Retype all of the listing exactly, passing over any picture you find.

──────── Input records

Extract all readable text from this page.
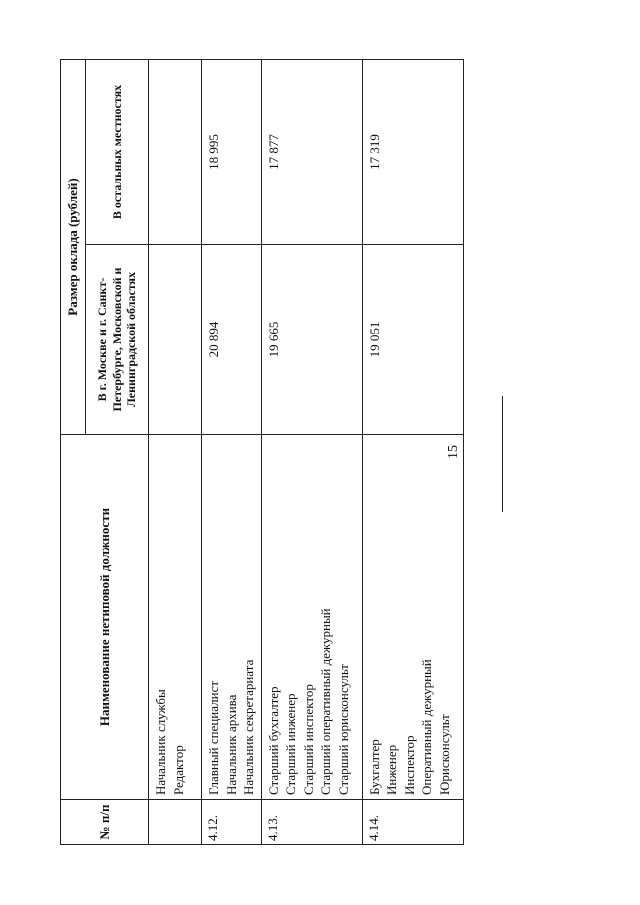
15
№ п/п	Наименование нетиповой должности	Размер оклада (рублей)	
		В г. Москве и г. Санкт-Петербурге, Московской и Ленинградской областях	В остальных местностях

	Начальник службы Редактор		

4.12.	Главный специалист Начальник архива Начальник секретариата	20 894	18 995
4.13.	Старший бухгалтер Старший инженер Старший инспектор Старший оперативный дежурный Старший юрисконсульт	19 665	17 877
4.14.	Бухгалтер Инженер Инспектор Оперативный дежурный Юрисконсульт	19 051	17 319
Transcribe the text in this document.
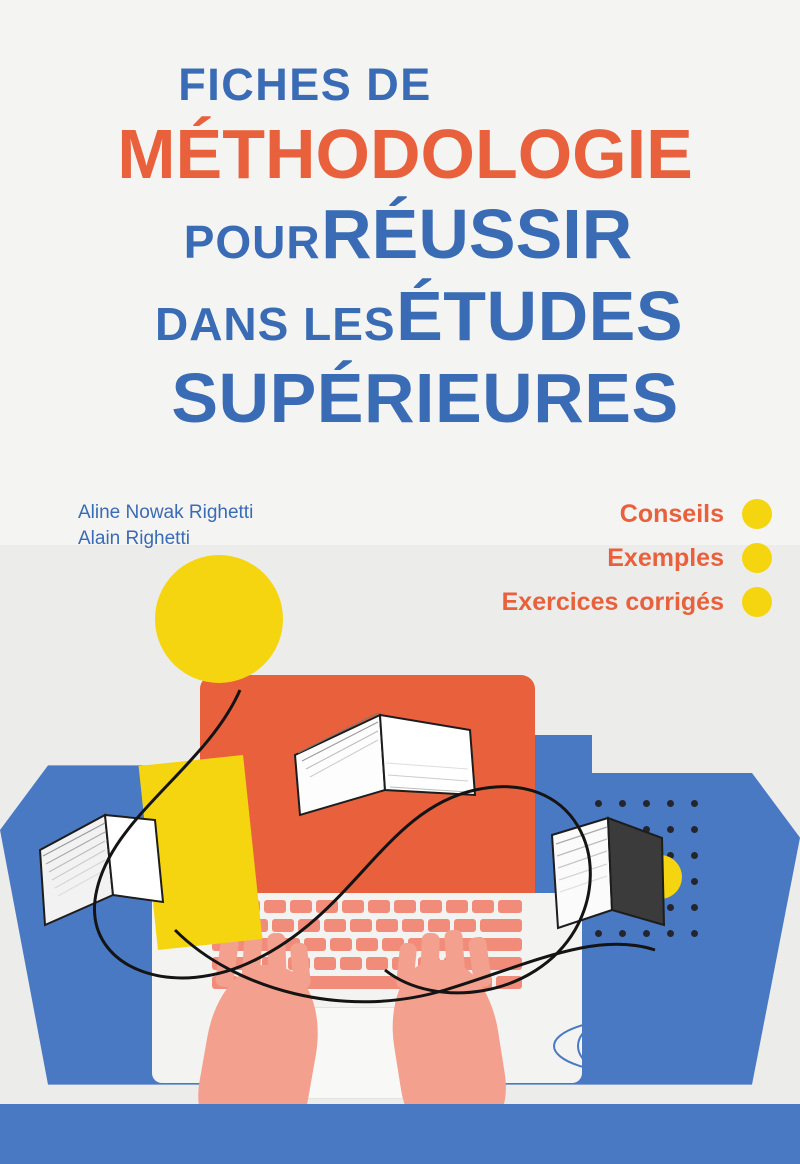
FICHES DE
MÉTHODOLOGIE
POUR RÉUSSIR
DANS LES ÉTUDES
SUPÉRIEURES
Aline Nowak Righetti
Alain Righetti
Conseils
Exemples
Exercices corrigés
ellipses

────────────────

** Solution for this problem **
Extract all readable text from this page.
15
№ п/п	Наименование нетиповой должности	Размер оклада (рублей)	
		В г. Москве и г. Санкт-Петербурге, Московской и Ленинградской областях	В остальных местностях

	Начальник службы Редактор		

4.12.	Главный специалист Начальник архива Начальник секретариата	20 894	18 995
4.13.	Старший бухгалтер Старший инженер Старший инспектор Старший оперативный дежурный Старший юрисконсульт	19 665	17 877
4.14.	Бухгалтер Инженер Инспектор Оперативный дежурный Юрисконсульт	19 051	17 319
Transcribe the text in this document.
FICHES DE
MÉTHODOLOGIE
POUR RÉUSSIR
DANS LES ÉTUDES
SUPÉRIEURES
Aline Nowak Righetti
Alain Righetti
Conseils
Exemples
Exercices corrigés
ellipses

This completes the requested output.